==== RECORDS PROVIDED

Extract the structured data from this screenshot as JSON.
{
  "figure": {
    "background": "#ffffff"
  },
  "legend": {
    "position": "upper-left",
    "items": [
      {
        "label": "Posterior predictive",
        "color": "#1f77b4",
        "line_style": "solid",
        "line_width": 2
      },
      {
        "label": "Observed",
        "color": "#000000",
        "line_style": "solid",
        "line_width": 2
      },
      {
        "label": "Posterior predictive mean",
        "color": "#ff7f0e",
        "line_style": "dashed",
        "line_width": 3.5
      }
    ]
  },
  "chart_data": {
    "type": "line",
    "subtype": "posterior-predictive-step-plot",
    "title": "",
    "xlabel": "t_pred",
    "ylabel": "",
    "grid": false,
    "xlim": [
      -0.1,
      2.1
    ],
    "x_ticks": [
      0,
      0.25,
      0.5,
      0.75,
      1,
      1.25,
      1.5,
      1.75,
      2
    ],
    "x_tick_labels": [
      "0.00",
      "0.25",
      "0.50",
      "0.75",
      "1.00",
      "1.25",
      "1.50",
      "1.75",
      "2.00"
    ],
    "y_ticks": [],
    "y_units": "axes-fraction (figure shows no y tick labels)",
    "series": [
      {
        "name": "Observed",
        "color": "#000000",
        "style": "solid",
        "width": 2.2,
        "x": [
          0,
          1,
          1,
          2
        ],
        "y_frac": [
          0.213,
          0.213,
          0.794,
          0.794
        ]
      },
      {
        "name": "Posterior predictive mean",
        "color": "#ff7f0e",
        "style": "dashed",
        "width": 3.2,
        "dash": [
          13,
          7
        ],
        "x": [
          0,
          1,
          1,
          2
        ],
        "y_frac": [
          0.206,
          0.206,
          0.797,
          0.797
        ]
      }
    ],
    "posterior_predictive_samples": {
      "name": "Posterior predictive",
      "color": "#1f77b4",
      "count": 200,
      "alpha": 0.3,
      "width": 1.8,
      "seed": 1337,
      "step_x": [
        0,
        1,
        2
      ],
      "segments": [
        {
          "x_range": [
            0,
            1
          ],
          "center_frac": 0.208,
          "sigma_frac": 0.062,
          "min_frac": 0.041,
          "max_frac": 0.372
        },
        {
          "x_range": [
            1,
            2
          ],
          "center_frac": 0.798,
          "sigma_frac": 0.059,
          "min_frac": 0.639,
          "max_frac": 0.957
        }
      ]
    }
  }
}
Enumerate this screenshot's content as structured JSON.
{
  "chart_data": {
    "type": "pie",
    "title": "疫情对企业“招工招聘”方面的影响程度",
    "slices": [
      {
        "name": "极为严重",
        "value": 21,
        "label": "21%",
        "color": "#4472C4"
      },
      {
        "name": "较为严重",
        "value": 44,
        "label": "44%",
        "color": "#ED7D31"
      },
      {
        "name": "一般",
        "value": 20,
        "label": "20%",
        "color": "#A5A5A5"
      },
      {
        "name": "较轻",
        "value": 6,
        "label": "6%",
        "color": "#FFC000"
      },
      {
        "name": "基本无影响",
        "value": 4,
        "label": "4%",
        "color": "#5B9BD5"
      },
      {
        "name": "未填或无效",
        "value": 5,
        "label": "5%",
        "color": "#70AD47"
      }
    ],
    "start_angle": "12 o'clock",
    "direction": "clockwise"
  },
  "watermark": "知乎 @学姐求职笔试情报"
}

========

• **INSTRUCTIONS FOR THE TASK**
From the data above, copy each line that has the string "figure".

• **ANSWER TO THIS EXERCISE**
  "figure": {
    "y_units": "axes-fraction (figure shows no y tick labels)",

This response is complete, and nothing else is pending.